◆ EXERCISE TASK:
In your copy, leave out the pictures and repeat the entries below exactly.

[start DATA IN THIS EXERCISE]

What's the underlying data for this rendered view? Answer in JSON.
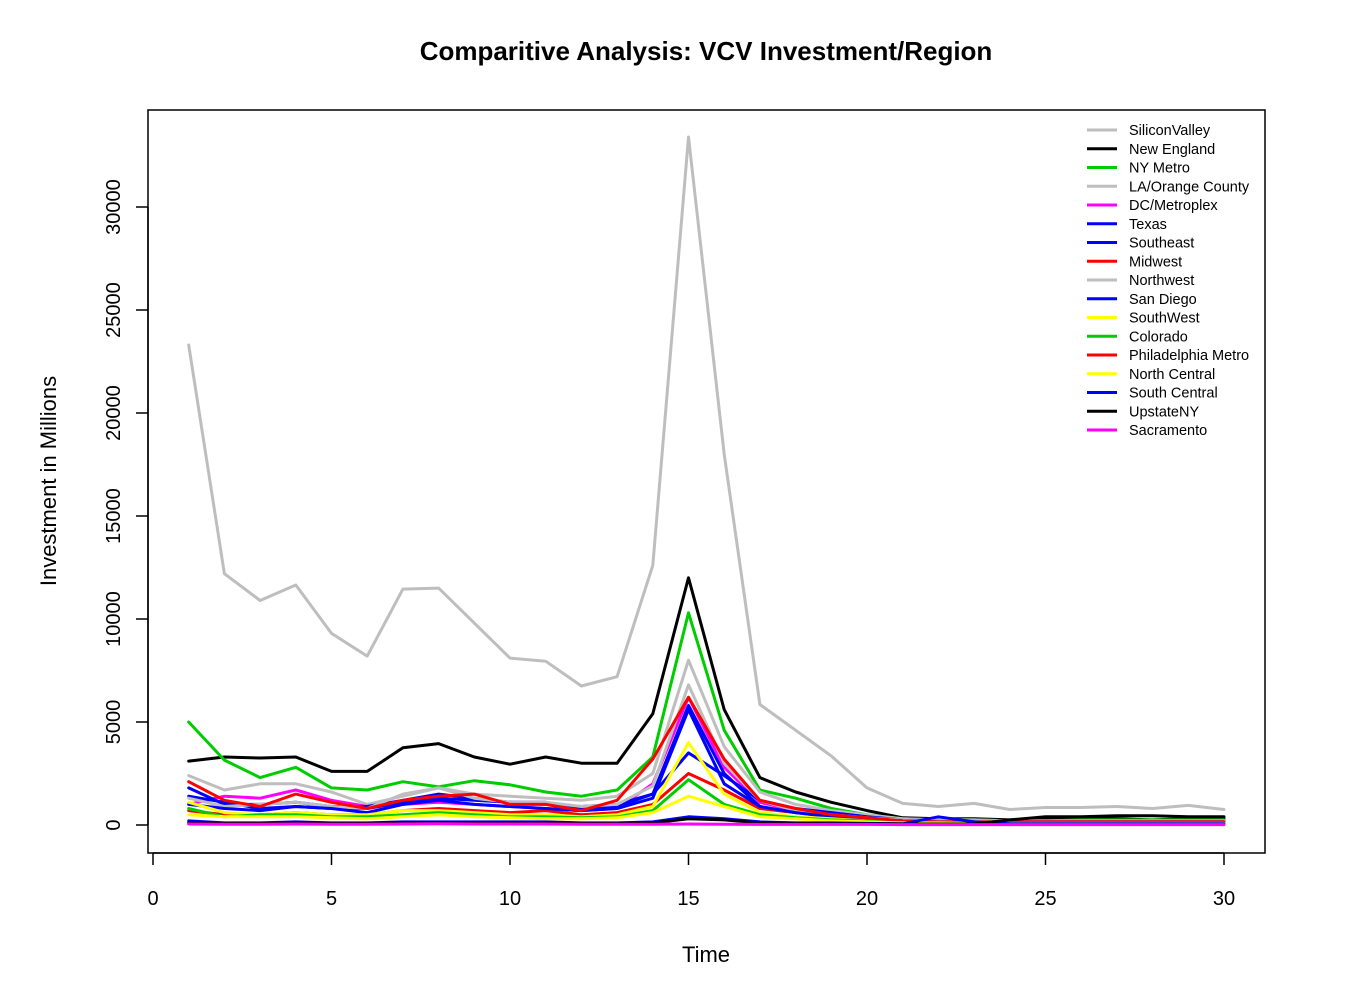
{
  "chart_data": {
    "type": "line",
    "title": "Comparitive Analysis: VCV Investment/Region",
    "xlabel": "Time",
    "ylabel": "Investment in Millions",
    "xlim": [
      0,
      30
    ],
    "ylim": [
      0,
      33500
    ],
    "xticks": [
      0,
      5,
      10,
      15,
      20,
      25,
      30
    ],
    "yticks": [
      0,
      5000,
      10000,
      15000,
      20000,
      25000,
      30000
    ],
    "grid": false,
    "legend_position": "top-right",
    "x": [
      1,
      2,
      3,
      4,
      5,
      6,
      7,
      8,
      9,
      10,
      11,
      12,
      13,
      14,
      15,
      16,
      17,
      18,
      19,
      20,
      21,
      22,
      23,
      24,
      25,
      26,
      27,
      28,
      29,
      30
    ],
    "series": [
      {
        "name": "SiliconValley",
        "color": "#BEBEBE",
        "values": [
          23300,
          12200,
          10900,
          11650,
          9300,
          8200,
          11450,
          11500,
          9800,
          8100,
          7950,
          6750,
          7200,
          12600,
          33400,
          18000,
          5850,
          4600,
          3350,
          1800,
          1050,
          900,
          1050,
          750,
          850,
          850,
          900,
          800,
          950,
          750
        ]
      },
      {
        "name": "New England",
        "color": "#000000",
        "values": [
          3100,
          3300,
          3250,
          3300,
          2600,
          2600,
          3750,
          3950,
          3300,
          2950,
          3300,
          3000,
          3000,
          5400,
          12000,
          5600,
          2300,
          1600,
          1100,
          700,
          350,
          300,
          300,
          250,
          300,
          300,
          300,
          250,
          300,
          300
        ]
      },
      {
        "name": "NY Metro",
        "color": "#00CD00",
        "values": [
          5000,
          3150,
          2300,
          2800,
          1800,
          1700,
          2100,
          1850,
          2150,
          1950,
          1600,
          1400,
          1700,
          3300,
          10300,
          4600,
          1700,
          1300,
          800,
          500,
          300,
          250,
          250,
          200,
          200,
          250,
          250,
          250,
          250,
          250
        ]
      },
      {
        "name": "LA/Orange County",
        "color": "#BEBEBE",
        "values": [
          2400,
          1700,
          2000,
          2000,
          1600,
          1000,
          1400,
          1800,
          1500,
          1400,
          1300,
          1200,
          1400,
          2500,
          8000,
          3800,
          1600,
          1000,
          700,
          500,
          300,
          250,
          250,
          200,
          200,
          200,
          200,
          200,
          200,
          200
        ]
      },
      {
        "name": "DC/Metroplex",
        "color": "#FF00FF",
        "values": [
          1000,
          1400,
          1300,
          1700,
          1200,
          900,
          1000,
          1100,
          1000,
          900,
          800,
          700,
          800,
          2000,
          6200,
          2800,
          1100,
          700,
          500,
          300,
          200,
          150,
          150,
          150,
          150,
          150,
          150,
          150,
          150,
          150
        ]
      },
      {
        "name": "Texas",
        "color": "#0000FF",
        "values": [
          1800,
          1000,
          1000,
          1100,
          900,
          900,
          1200,
          1500,
          1300,
          1100,
          1100,
          800,
          900,
          1500,
          5800,
          2500,
          900,
          600,
          500,
          350,
          200,
          150,
          150,
          150,
          150,
          150,
          150,
          150,
          150,
          150
        ]
      },
      {
        "name": "Southeast",
        "color": "#0000FF",
        "values": [
          1400,
          1100,
          800,
          900,
          800,
          800,
          1100,
          1300,
          1200,
          1100,
          1000,
          900,
          1000,
          1500,
          3500,
          2400,
          1200,
          800,
          600,
          400,
          250,
          200,
          200,
          150,
          150,
          150,
          150,
          150,
          150,
          150
        ]
      },
      {
        "name": "Midwest",
        "color": "#FF0000",
        "values": [
          700,
          500,
          500,
          600,
          500,
          500,
          700,
          800,
          700,
          600,
          700,
          500,
          600,
          1000,
          2500,
          1700,
          800,
          600,
          400,
          300,
          200,
          150,
          150,
          150,
          150,
          150,
          150,
          150,
          150,
          150
        ]
      },
      {
        "name": "Northwest",
        "color": "#BEBEBE",
        "values": [
          1300,
          900,
          1000,
          1100,
          900,
          800,
          1500,
          1800,
          1300,
          1100,
          1100,
          900,
          1000,
          1900,
          6800,
          3000,
          1200,
          700,
          500,
          350,
          250,
          200,
          200,
          150,
          150,
          150,
          150,
          150,
          150,
          150
        ]
      },
      {
        "name": "San Diego",
        "color": "#0000FF",
        "values": [
          1000,
          800,
          700,
          900,
          800,
          600,
          1000,
          1200,
          1000,
          900,
          800,
          700,
          800,
          1300,
          5600,
          2000,
          900,
          600,
          400,
          300,
          200,
          150,
          150,
          100,
          100,
          100,
          100,
          100,
          100,
          100
        ]
      },
      {
        "name": "SouthWest",
        "color": "#FFFF00",
        "values": [
          1100,
          600,
          500,
          600,
          500,
          500,
          700,
          700,
          600,
          500,
          500,
          400,
          500,
          900,
          4000,
          1500,
          600,
          400,
          300,
          200,
          150,
          100,
          100,
          100,
          100,
          100,
          100,
          100,
          100,
          100
        ]
      },
      {
        "name": "Colorado",
        "color": "#00CD00",
        "values": [
          800,
          400,
          500,
          500,
          400,
          400,
          500,
          600,
          500,
          400,
          400,
          350,
          400,
          700,
          2200,
          1000,
          500,
          350,
          250,
          200,
          120,
          100,
          100,
          100,
          100,
          100,
          100,
          100,
          100,
          100
        ]
      },
      {
        "name": "Philadelphia Metro",
        "color": "#FF0000",
        "values": [
          2100,
          1200,
          900,
          1500,
          1100,
          800,
          1200,
          1400,
          1500,
          1000,
          1000,
          700,
          1200,
          3200,
          6200,
          3200,
          1200,
          800,
          500,
          350,
          200,
          150,
          150,
          150,
          150,
          150,
          150,
          150,
          150,
          150
        ]
      },
      {
        "name": "North Central",
        "color": "#FFFF00",
        "values": [
          500,
          400,
          400,
          400,
          350,
          300,
          400,
          500,
          400,
          350,
          300,
          300,
          350,
          600,
          1400,
          900,
          400,
          300,
          200,
          150,
          100,
          100,
          80,
          80,
          80,
          80,
          80,
          80,
          80,
          80
        ]
      },
      {
        "name": "South Central",
        "color": "#0000FF",
        "values": [
          200,
          100,
          100,
          150,
          100,
          100,
          150,
          150,
          150,
          150,
          150,
          100,
          100,
          150,
          400,
          300,
          150,
          100,
          100,
          80,
          60,
          400,
          150,
          60,
          60,
          60,
          60,
          60,
          60,
          60
        ]
      },
      {
        "name": "UpstateNY",
        "color": "#000000",
        "values": [
          100,
          80,
          80,
          100,
          80,
          80,
          120,
          120,
          100,
          100,
          100,
          80,
          80,
          100,
          300,
          250,
          100,
          80,
          60,
          60,
          50,
          50,
          50,
          250,
          400,
          400,
          450,
          450,
          400,
          400
        ]
      },
      {
        "name": "Sacramento",
        "color": "#FF00FF",
        "values": [
          50,
          40,
          40,
          50,
          40,
          40,
          50,
          60,
          50,
          50,
          50,
          40,
          40,
          40,
          50,
          40,
          30,
          30,
          30,
          30,
          20,
          20,
          20,
          20,
          20,
          20,
          20,
          20,
          20,
          20
        ]
      }
    ]
  }
}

[end DATA IN THIS EXERCISE]

◆ REPLY TO THE TASK:
What's the underlying data for this rendered view? Answer in JSON.
{
  "chart_data": {
    "type": "line",
    "title": "Comparitive Analysis: VCV Investment/Region",
    "xlabel": "Time",
    "ylabel": "Investment in Millions",
    "xlim": [
      0,
      30
    ],
    "ylim": [
      0,
      33500
    ],
    "xticks": [
      0,
      5,
      10,
      15,
      20,
      25,
      30
    ],
    "yticks": [
      0,
      5000,
      10000,
      15000,
      20000,
      25000,
      30000
    ],
    "grid": false,
    "legend_position": "top-right",
    "x": [
      1,
      2,
      3,
      4,
      5,
      6,
      7,
      8,
      9,
      10,
      11,
      12,
      13,
      14,
      15,
      16,
      17,
      18,
      19,
      20,
      21,
      22,
      23,
      24,
      25,
      26,
      27,
      28,
      29,
      30
    ],
    "series": [
      {
        "name": "SiliconValley",
        "color": "#BEBEBE",
        "values": [
          23300,
          12200,
          10900,
          11650,
          9300,
          8200,
          11450,
          11500,
          9800,
          8100,
          7950,
          6750,
          7200,
          12600,
          33400,
          18000,
          5850,
          4600,
          3350,
          1800,
          1050,
          900,
          1050,
          750,
          850,
          850,
          900,
          800,
          950,
          750
        ]
      },
      {
        "name": "New England",
        "color": "#000000",
        "values": [
          3100,
          3300,
          3250,
          3300,
          2600,
          2600,
          3750,
          3950,
          3300,
          2950,
          3300,
          3000,
          3000,
          5400,
          12000,
          5600,
          2300,
          1600,
          1100,
          700,
          350,
          300,
          300,
          250,
          300,
          300,
          300,
          250,
          300,
          300
        ]
      },
      {
        "name": "NY Metro",
        "color": "#00CD00",
        "values": [
          5000,
          3150,
          2300,
          2800,
          1800,
          1700,
          2100,
          1850,
          2150,
          1950,
          1600,
          1400,
          1700,
          3300,
          10300,
          4600,
          1700,
          1300,
          800,
          500,
          300,
          250,
          250,
          200,
          200,
          250,
          250,
          250,
          250,
          250
        ]
      },
      {
        "name": "LA/Orange County",
        "color": "#BEBEBE",
        "values": [
          2400,
          1700,
          2000,
          2000,
          1600,
          1000,
          1400,
          1800,
          1500,
          1400,
          1300,
          1200,
          1400,
          2500,
          8000,
          3800,
          1600,
          1000,
          700,
          500,
          300,
          250,
          250,
          200,
          200,
          200,
          200,
          200,
          200,
          200
        ]
      },
      {
        "name": "DC/Metroplex",
        "color": "#FF00FF",
        "values": [
          1000,
          1400,
          1300,
          1700,
          1200,
          900,
          1000,
          1100,
          1000,
          900,
          800,
          700,
          800,
          2000,
          6200,
          2800,
          1100,
          700,
          500,
          300,
          200,
          150,
          150,
          150,
          150,
          150,
          150,
          150,
          150,
          150
        ]
      },
      {
        "name": "Texas",
        "color": "#0000FF",
        "values": [
          1800,
          1000,
          1000,
          1100,
          900,
          900,
          1200,
          1500,
          1300,
          1100,
          1100,
          800,
          900,
          1500,
          5800,
          2500,
          900,
          600,
          500,
          350,
          200,
          150,
          150,
          150,
          150,
          150,
          150,
          150,
          150,
          150
        ]
      },
      {
        "name": "Southeast",
        "color": "#0000FF",
        "values": [
          1400,
          1100,
          800,
          900,
          800,
          800,
          1100,
          1300,
          1200,
          1100,
          1000,
          900,
          1000,
          1500,
          3500,
          2400,
          1200,
          800,
          600,
          400,
          250,
          200,
          200,
          150,
          150,
          150,
          150,
          150,
          150,
          150
        ]
      },
      {
        "name": "Midwest",
        "color": "#FF0000",
        "values": [
          700,
          500,
          500,
          600,
          500,
          500,
          700,
          800,
          700,
          600,
          700,
          500,
          600,
          1000,
          2500,
          1700,
          800,
          600,
          400,
          300,
          200,
          150,
          150,
          150,
          150,
          150,
          150,
          150,
          150,
          150
        ]
      },
      {
        "name": "Northwest",
        "color": "#BEBEBE",
        "values": [
          1300,
          900,
          1000,
          1100,
          900,
          800,
          1500,
          1800,
          1300,
          1100,
          1100,
          900,
          1000,
          1900,
          6800,
          3000,
          1200,
          700,
          500,
          350,
          250,
          200,
          200,
          150,
          150,
          150,
          150,
          150,
          150,
          150
        ]
      },
      {
        "name": "San Diego",
        "color": "#0000FF",
        "values": [
          1000,
          800,
          700,
          900,
          800,
          600,
          1000,
          1200,
          1000,
          900,
          800,
          700,
          800,
          1300,
          5600,
          2000,
          900,
          600,
          400,
          300,
          200,
          150,
          150,
          100,
          100,
          100,
          100,
          100,
          100,
          100
        ]
      },
      {
        "name": "SouthWest",
        "color": "#FFFF00",
        "values": [
          1100,
          600,
          500,
          600,
          500,
          500,
          700,
          700,
          600,
          500,
          500,
          400,
          500,
          900,
          4000,
          1500,
          600,
          400,
          300,
          200,
          150,
          100,
          100,
          100,
          100,
          100,
          100,
          100,
          100,
          100
        ]
      },
      {
        "name": "Colorado",
        "color": "#00CD00",
        "values": [
          800,
          400,
          500,
          500,
          400,
          400,
          500,
          600,
          500,
          400,
          400,
          350,
          400,
          700,
          2200,
          1000,
          500,
          350,
          250,
          200,
          120,
          100,
          100,
          100,
          100,
          100,
          100,
          100,
          100,
          100
        ]
      },
      {
        "name": "Philadelphia Metro",
        "color": "#FF0000",
        "values": [
          2100,
          1200,
          900,
          1500,
          1100,
          800,
          1200,
          1400,
          1500,
          1000,
          1000,
          700,
          1200,
          3200,
          6200,
          3200,
          1200,
          800,
          500,
          350,
          200,
          150,
          150,
          150,
          150,
          150,
          150,
          150,
          150,
          150
        ]
      },
      {
        "name": "North Central",
        "color": "#FFFF00",
        "values": [
          500,
          400,
          400,
          400,
          350,
          300,
          400,
          500,
          400,
          350,
          300,
          300,
          350,
          600,
          1400,
          900,
          400,
          300,
          200,
          150,
          100,
          100,
          80,
          80,
          80,
          80,
          80,
          80,
          80,
          80
        ]
      },
      {
        "name": "South Central",
        "color": "#0000FF",
        "values": [
          200,
          100,
          100,
          150,
          100,
          100,
          150,
          150,
          150,
          150,
          150,
          100,
          100,
          150,
          400,
          300,
          150,
          100,
          100,
          80,
          60,
          400,
          150,
          60,
          60,
          60,
          60,
          60,
          60,
          60
        ]
      },
      {
        "name": "UpstateNY",
        "color": "#000000",
        "values": [
          100,
          80,
          80,
          100,
          80,
          80,
          120,
          120,
          100,
          100,
          100,
          80,
          80,
          100,
          300,
          250,
          100,
          80,
          60,
          60,
          50,
          50,
          50,
          250,
          400,
          400,
          450,
          450,
          400,
          400
        ]
      },
      {
        "name": "Sacramento",
        "color": "#FF00FF",
        "values": [
          50,
          40,
          40,
          50,
          40,
          40,
          50,
          60,
          50,
          50,
          50,
          40,
          40,
          40,
          50,
          40,
          30,
          30,
          30,
          30,
          20,
          20,
          20,
          20,
          20,
          20,
          20,
          20,
          20,
          20
        ]
      }
    ]
  }
}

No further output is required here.